━━ Data to process ━━
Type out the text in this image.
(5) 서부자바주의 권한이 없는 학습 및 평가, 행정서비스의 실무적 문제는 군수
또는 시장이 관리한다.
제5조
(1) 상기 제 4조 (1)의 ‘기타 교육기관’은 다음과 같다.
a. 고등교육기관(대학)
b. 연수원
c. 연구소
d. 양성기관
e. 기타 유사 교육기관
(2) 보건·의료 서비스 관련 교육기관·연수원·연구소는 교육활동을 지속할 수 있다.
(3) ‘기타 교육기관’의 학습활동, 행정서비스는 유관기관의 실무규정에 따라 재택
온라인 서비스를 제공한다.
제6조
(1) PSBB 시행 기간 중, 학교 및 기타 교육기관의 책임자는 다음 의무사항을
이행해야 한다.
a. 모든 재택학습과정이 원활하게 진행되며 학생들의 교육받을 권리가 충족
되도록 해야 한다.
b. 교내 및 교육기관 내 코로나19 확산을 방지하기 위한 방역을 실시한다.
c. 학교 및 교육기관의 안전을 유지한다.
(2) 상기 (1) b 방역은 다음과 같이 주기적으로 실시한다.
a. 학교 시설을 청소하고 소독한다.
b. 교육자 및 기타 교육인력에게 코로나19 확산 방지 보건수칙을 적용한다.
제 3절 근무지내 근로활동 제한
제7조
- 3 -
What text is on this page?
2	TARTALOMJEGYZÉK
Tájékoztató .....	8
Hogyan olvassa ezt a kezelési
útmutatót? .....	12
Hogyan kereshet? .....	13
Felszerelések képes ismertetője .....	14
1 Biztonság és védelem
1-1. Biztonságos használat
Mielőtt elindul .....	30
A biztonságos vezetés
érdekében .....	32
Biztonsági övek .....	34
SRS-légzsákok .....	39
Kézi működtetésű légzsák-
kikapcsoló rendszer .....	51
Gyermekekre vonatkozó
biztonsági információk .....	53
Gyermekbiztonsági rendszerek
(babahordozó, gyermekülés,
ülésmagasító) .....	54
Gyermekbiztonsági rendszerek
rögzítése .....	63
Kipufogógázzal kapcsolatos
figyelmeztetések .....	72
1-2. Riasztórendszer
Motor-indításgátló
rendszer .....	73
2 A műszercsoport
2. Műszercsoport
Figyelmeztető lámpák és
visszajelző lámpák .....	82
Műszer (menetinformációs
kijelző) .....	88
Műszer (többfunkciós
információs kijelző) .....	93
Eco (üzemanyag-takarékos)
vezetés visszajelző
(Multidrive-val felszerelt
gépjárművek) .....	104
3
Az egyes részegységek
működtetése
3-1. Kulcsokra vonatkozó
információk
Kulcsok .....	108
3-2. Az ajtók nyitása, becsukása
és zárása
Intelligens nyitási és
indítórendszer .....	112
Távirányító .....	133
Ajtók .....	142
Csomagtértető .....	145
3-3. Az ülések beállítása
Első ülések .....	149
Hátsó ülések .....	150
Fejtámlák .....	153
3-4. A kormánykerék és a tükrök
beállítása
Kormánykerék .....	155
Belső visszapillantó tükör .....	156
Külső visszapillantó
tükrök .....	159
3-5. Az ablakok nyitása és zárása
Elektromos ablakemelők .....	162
━━━
### Aim
From the entries above, pull out each line that includes "vezetés".

### Response
A biztonságos vezetés
vezetés visszajelző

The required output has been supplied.